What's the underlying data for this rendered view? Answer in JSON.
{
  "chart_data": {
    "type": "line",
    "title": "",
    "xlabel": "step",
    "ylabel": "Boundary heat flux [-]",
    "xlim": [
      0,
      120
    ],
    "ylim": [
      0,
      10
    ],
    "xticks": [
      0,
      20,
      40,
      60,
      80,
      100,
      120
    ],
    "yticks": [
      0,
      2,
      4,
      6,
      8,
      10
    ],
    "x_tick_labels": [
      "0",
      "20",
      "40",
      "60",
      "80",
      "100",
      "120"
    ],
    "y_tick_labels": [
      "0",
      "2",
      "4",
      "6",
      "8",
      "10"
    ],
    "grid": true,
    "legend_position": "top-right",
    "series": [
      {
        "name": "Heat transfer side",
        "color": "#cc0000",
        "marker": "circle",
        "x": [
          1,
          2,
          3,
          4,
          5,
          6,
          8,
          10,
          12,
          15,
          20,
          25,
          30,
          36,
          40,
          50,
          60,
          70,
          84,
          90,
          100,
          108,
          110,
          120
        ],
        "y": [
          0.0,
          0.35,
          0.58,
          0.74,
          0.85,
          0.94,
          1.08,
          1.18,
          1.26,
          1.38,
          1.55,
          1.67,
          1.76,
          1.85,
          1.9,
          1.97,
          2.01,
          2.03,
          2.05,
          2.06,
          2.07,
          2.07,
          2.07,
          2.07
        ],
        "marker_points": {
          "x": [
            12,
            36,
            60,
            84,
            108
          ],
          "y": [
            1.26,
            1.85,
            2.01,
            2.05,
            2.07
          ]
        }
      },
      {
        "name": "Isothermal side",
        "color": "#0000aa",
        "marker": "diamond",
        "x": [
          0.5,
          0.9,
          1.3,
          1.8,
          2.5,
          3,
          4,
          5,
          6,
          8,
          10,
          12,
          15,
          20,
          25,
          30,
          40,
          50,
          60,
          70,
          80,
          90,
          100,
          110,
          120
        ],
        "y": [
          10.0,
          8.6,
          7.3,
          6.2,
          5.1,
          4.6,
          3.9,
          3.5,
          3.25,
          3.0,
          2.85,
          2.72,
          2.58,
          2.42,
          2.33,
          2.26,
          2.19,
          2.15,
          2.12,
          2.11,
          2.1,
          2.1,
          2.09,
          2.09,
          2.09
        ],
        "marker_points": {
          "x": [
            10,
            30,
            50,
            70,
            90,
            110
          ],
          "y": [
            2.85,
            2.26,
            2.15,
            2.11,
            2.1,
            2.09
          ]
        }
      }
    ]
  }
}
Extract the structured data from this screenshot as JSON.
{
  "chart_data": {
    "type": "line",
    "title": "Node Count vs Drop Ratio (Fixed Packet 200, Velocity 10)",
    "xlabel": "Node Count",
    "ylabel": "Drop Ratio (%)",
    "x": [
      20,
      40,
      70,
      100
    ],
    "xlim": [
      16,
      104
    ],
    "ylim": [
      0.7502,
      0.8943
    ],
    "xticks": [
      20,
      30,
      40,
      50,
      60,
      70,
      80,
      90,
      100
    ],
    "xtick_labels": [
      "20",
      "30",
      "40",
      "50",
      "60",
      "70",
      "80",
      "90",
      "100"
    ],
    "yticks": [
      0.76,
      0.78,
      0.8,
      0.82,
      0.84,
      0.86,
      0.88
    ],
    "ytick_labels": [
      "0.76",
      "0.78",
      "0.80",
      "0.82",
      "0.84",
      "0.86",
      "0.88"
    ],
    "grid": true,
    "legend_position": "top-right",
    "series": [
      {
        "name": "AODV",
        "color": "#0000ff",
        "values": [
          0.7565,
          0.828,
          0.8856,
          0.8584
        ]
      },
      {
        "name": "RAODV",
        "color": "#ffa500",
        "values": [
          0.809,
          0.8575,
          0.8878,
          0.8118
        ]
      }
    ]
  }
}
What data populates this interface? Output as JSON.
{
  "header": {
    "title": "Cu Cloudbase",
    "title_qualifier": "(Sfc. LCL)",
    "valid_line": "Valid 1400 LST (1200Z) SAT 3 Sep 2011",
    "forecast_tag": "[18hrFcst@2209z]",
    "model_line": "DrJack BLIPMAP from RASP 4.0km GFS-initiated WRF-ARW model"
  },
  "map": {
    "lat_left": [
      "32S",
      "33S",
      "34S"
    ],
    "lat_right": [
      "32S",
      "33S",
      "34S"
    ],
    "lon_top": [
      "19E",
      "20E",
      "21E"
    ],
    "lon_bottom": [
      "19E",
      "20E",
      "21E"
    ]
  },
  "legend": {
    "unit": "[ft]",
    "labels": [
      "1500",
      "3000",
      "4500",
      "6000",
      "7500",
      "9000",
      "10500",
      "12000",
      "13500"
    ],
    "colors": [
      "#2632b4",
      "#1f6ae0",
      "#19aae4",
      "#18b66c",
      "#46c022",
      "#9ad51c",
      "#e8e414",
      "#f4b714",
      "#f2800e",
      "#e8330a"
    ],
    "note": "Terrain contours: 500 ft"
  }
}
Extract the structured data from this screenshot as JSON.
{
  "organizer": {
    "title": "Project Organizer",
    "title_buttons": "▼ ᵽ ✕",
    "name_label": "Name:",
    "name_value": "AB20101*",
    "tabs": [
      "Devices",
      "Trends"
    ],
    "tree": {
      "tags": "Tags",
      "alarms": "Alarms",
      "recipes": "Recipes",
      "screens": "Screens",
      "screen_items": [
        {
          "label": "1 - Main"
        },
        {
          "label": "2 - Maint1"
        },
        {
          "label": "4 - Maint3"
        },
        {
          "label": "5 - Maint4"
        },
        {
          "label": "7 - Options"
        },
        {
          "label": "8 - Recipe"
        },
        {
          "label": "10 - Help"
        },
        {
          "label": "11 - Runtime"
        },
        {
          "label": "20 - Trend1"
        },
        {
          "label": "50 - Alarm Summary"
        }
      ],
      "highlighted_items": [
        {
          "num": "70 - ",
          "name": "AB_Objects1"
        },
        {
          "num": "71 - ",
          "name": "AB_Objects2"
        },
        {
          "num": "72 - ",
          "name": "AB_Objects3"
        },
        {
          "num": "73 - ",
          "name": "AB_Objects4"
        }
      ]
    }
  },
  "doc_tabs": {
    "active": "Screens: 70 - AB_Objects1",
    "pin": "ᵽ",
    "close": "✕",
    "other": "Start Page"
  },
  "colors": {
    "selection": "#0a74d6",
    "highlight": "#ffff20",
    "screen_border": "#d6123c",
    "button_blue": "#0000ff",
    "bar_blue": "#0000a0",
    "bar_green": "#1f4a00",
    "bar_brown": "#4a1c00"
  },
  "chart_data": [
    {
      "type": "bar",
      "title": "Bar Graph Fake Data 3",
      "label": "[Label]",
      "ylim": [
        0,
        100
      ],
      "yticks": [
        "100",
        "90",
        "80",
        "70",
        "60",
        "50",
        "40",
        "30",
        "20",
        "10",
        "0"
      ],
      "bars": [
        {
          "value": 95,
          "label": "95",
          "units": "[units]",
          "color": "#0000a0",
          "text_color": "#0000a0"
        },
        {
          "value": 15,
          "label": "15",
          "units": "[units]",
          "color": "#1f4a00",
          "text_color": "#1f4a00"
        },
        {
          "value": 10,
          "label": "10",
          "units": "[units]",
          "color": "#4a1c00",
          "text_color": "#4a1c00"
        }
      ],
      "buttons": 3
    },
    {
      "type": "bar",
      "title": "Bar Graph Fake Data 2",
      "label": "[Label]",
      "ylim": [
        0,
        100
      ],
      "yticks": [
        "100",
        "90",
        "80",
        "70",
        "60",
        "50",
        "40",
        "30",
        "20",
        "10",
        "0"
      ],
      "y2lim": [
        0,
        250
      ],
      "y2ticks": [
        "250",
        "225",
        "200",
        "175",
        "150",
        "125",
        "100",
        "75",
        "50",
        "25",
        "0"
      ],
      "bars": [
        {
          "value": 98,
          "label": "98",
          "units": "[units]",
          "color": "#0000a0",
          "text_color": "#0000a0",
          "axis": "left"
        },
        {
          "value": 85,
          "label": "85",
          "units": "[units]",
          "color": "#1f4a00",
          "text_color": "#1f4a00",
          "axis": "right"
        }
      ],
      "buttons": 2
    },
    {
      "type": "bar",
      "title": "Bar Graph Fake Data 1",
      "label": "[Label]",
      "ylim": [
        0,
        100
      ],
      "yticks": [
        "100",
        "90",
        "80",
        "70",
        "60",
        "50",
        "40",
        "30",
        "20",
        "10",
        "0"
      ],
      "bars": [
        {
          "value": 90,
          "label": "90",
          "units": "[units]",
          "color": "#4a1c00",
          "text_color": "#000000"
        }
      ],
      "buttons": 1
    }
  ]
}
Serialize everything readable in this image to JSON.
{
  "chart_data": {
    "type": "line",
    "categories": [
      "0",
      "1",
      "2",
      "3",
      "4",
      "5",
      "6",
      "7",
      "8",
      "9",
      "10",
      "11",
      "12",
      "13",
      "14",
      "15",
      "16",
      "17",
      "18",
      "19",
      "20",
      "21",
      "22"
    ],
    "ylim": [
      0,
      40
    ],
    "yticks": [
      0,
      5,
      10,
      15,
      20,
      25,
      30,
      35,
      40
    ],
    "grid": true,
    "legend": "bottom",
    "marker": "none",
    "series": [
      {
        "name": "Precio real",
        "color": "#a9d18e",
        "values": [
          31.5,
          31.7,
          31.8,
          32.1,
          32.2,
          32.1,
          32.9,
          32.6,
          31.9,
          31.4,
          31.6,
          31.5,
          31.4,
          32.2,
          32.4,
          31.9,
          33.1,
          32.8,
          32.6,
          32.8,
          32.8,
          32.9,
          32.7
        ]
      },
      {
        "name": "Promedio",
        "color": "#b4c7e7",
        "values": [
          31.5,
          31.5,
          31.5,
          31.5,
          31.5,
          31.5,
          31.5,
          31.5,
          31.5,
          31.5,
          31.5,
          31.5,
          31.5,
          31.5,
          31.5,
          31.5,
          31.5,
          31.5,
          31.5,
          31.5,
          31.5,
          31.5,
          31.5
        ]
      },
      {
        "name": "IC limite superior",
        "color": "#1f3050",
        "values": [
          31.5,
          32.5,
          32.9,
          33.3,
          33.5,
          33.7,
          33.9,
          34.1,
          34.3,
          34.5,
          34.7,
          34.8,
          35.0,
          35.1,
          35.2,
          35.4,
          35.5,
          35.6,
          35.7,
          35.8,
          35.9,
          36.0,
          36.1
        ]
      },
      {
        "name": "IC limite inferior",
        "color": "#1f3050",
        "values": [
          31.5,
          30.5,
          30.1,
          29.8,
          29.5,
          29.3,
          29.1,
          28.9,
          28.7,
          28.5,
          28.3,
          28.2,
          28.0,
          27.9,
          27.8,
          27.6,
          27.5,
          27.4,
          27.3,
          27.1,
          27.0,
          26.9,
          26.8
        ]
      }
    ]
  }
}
******
_AIM_
Gather each line in the data that holds the string "Ratio".

_PROBLEM SOLUTION_
    "title": "Node Count vs Drop Ratio (Fixed Packet 200, Velocity 10)",
    "ylabel": "Drop Ratio (%)",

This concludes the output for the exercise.